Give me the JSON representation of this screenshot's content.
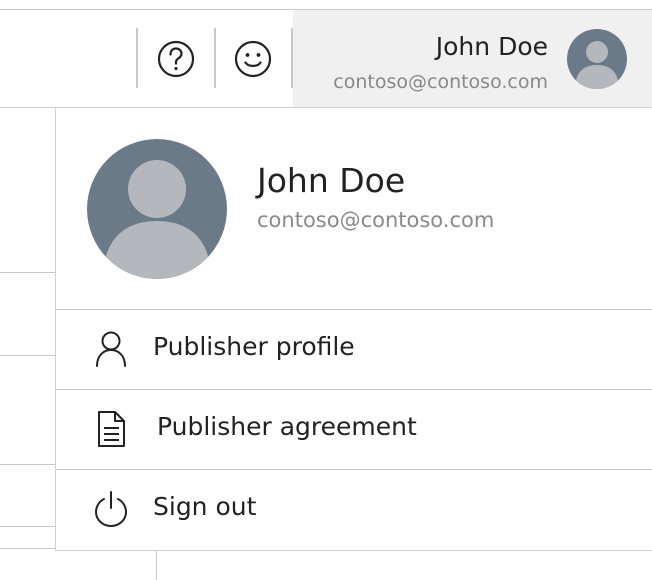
{
  "header": {
    "help_icon": "question-circle-icon",
    "feedback_icon": "smiley-icon",
    "account": {
      "name": "John Doe",
      "email": "contoso@contoso.com",
      "avatar_icon": "user-avatar-icon"
    }
  },
  "panel": {
    "name": "John Doe",
    "email": "contoso@contoso.com",
    "avatar_icon": "user-avatar-icon",
    "menu": [
      {
        "label": "Publisher profile",
        "icon": "person-icon"
      },
      {
        "label": "Publisher agreement",
        "icon": "document-icon"
      },
      {
        "label": "Sign out",
        "icon": "power-icon"
      }
    ]
  },
  "colors": {
    "avatar_bg": "#6b7a89",
    "avatar_figure": "#b4b8bc",
    "account_area_bg": "#f0f0f0",
    "divider": "#c8c8c8"
  }
}
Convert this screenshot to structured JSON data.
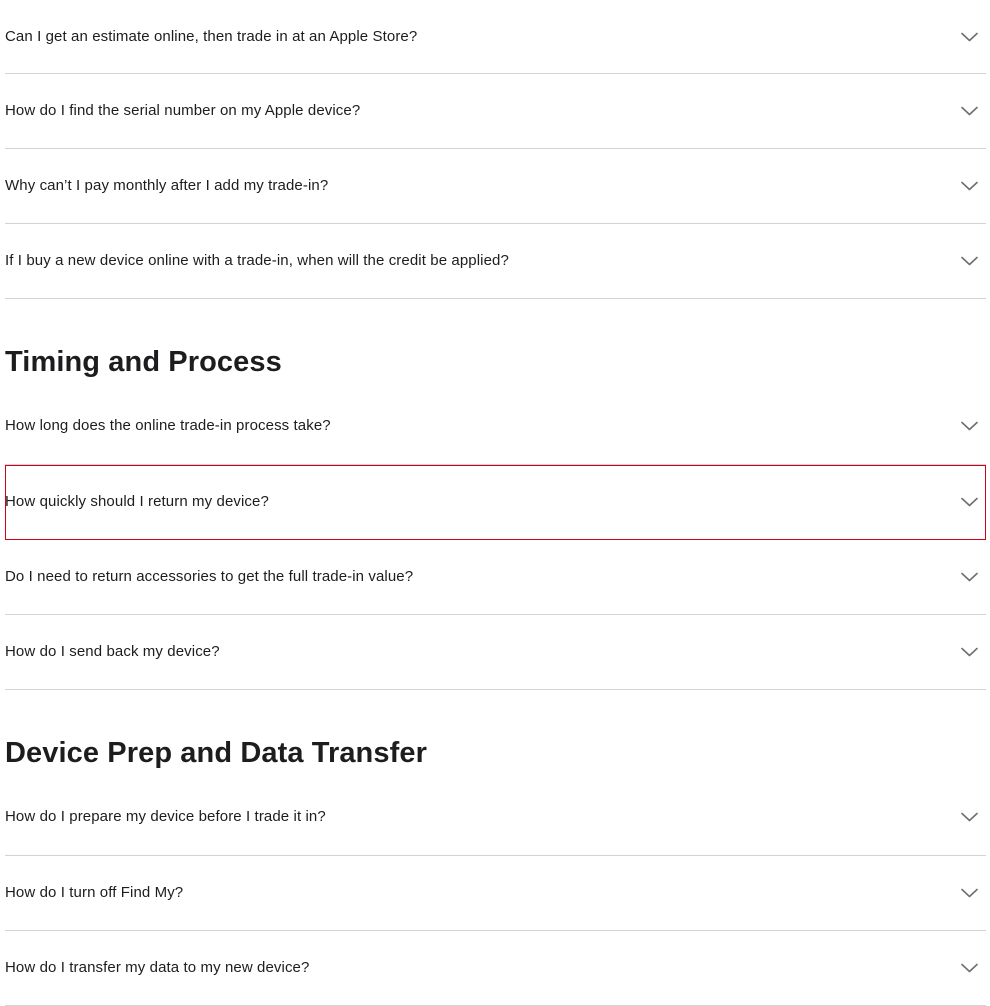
{
  "sections": [
    {
      "title": "",
      "items": [
        "Can I get an estimate online, then trade in at an Apple Store?",
        "How do I find the serial number on my Apple device?",
        "Why can’t I pay monthly after I add my trade-in?",
        "If I buy a new device online with a trade-in, when will the credit be applied?"
      ]
    },
    {
      "title": "Timing and Process",
      "items": [
        "How long does the online trade-in process take?",
        "How quickly should I return my device?",
        "Do I need to return accessories to get the full trade-in value?",
        "How do I send back my device?"
      ]
    },
    {
      "title": "Device Prep and Data Transfer",
      "items": [
        "How do I prepare my device before I trade it in?",
        "How do I turn off Find My?",
        "How do I transfer my data to my new device?"
      ]
    }
  ],
  "highlighted_item": "How quickly should I return my device?",
  "icons": {
    "expand": "chevron-down-icon"
  },
  "colors": {
    "text": "#1d1d1f",
    "divider": "#d2d2d7",
    "chevron": "#6e6e73",
    "highlight": "#d0021b"
  }
}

*Given task*. From the material above, reproduce everything verbatim except the pictures.

*Task solution*.
Give me the JSON representation of this screenshot's content.
{
  "header": {
    "help_icon": "question-circle-icon",
    "feedback_icon": "smiley-icon",
    "account": {
      "name": "John Doe",
      "email": "contoso@contoso.com",
      "avatar_icon": "user-avatar-icon"
    }
  },
  "panel": {
    "name": "John Doe",
    "email": "contoso@contoso.com",
    "avatar_icon": "user-avatar-icon",
    "menu": [
      {
        "label": "Publisher profile",
        "icon": "person-icon"
      },
      {
        "label": "Publisher agreement",
        "icon": "document-icon"
      },
      {
        "label": "Sign out",
        "icon": "power-icon"
      }
    ]
  },
  "colors": {
    "avatar_bg": "#6b7a89",
    "avatar_figure": "#b4b8bc",
    "account_area_bg": "#f0f0f0",
    "divider": "#c8c8c8"
  }
}
Convert this screenshot to structured JSON data.
{
  "sections": [
    {
      "title": "",
      "items": [
        "Can I get an estimate online, then trade in at an Apple Store?",
        "How do I find the serial number on my Apple device?",
        "Why can’t I pay monthly after I add my trade-in?",
        "If I buy a new device online with a trade-in, when will the credit be applied?"
      ]
    },
    {
      "title": "Timing and Process",
      "items": [
        "How long does the online trade-in process take?",
        "How quickly should I return my device?",
        "Do I need to return accessories to get the full trade-in value?",
        "How do I send back my device?"
      ]
    },
    {
      "title": "Device Prep and Data Transfer",
      "items": [
        "How do I prepare my device before I trade it in?",
        "How do I turn off Find My?",
        "How do I transfer my data to my new device?"
      ]
    }
  ],
  "highlighted_item": "How quickly should I return my device?",
  "icons": {
    "expand": "chevron-down-icon"
  },
  "colors": {
    "text": "#1d1d1f",
    "divider": "#d2d2d7",
    "chevron": "#6e6e73",
    "highlight": "#d0021b"
  }
}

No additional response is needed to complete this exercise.